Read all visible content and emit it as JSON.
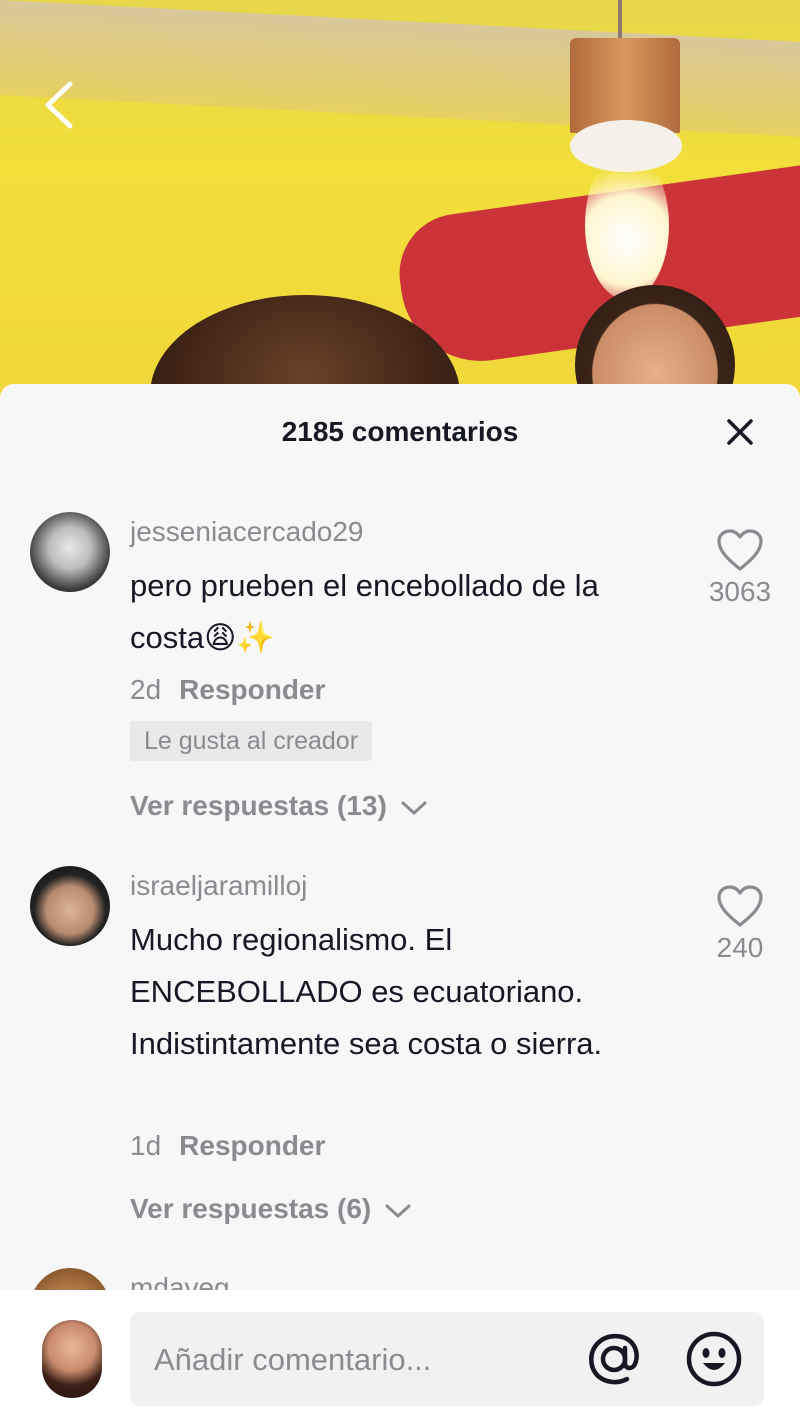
{
  "header": {
    "comment_count_label": "2185 comentarios"
  },
  "comments": [
    {
      "username": "jesseniacercado29",
      "text": "pero prueben el encebollado de la costa😩✨",
      "age": "2d",
      "reply_label": "Responder",
      "creator_badge": "Le gusta al creador",
      "view_replies": "Ver respuestas (13)",
      "likes": "3063"
    },
    {
      "username": "israeljaramilloj",
      "text": "Mucho regionalismo. El ENCEBOLLADO es ecuatoriano. Indistintamente sea costa o sierra.",
      "age": "1d",
      "reply_label": "Responder",
      "view_replies": "Ver respuestas (6)",
      "likes": "240"
    },
    {
      "username": "mdaveg"
    }
  ],
  "composer": {
    "placeholder": "Añadir comentario..."
  },
  "icons": {
    "back": "chevron-left-icon",
    "close": "close-icon",
    "like": "heart-outline-icon",
    "mention": "at-sign-icon",
    "emoji": "smiley-icon"
  },
  "colors": {
    "sheet_background": "#f7f7f7",
    "primary_text": "#161823",
    "secondary_text": "#8a8b91"
  }
}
+===+
The pictures in the entries should be left out; output everything else exactly.

Read all visible content and emit it as JSON.
{
  "header": {
    "comment_count_label": "2185 comentarios"
  },
  "comments": [
    {
      "username": "jesseniacercado29",
      "text": "pero prueben el encebollado de la costa😩✨",
      "age": "2d",
      "reply_label": "Responder",
      "creator_badge": "Le gusta al creador",
      "view_replies": "Ver respuestas (13)",
      "likes": "3063"
    },
    {
      "username": "israeljaramilloj",
      "text": "Mucho regionalismo. El ENCEBOLLADO es ecuatoriano. Indistintamente sea costa o sierra.",
      "age": "1d",
      "reply_label": "Responder",
      "view_replies": "Ver respuestas (6)",
      "likes": "240"
    },
    {
      "username": "mdaveg"
    }
  ],
  "composer": {
    "placeholder": "Añadir comentario..."
  },
  "icons": {
    "back": "chevron-left-icon",
    "close": "close-icon",
    "like": "heart-outline-icon",
    "mention": "at-sign-icon",
    "emoji": "smiley-icon"
  },
  "colors": {
    "sheet_background": "#f7f7f7",
    "primary_text": "#161823",
    "secondary_text": "#8a8b91"
  }
}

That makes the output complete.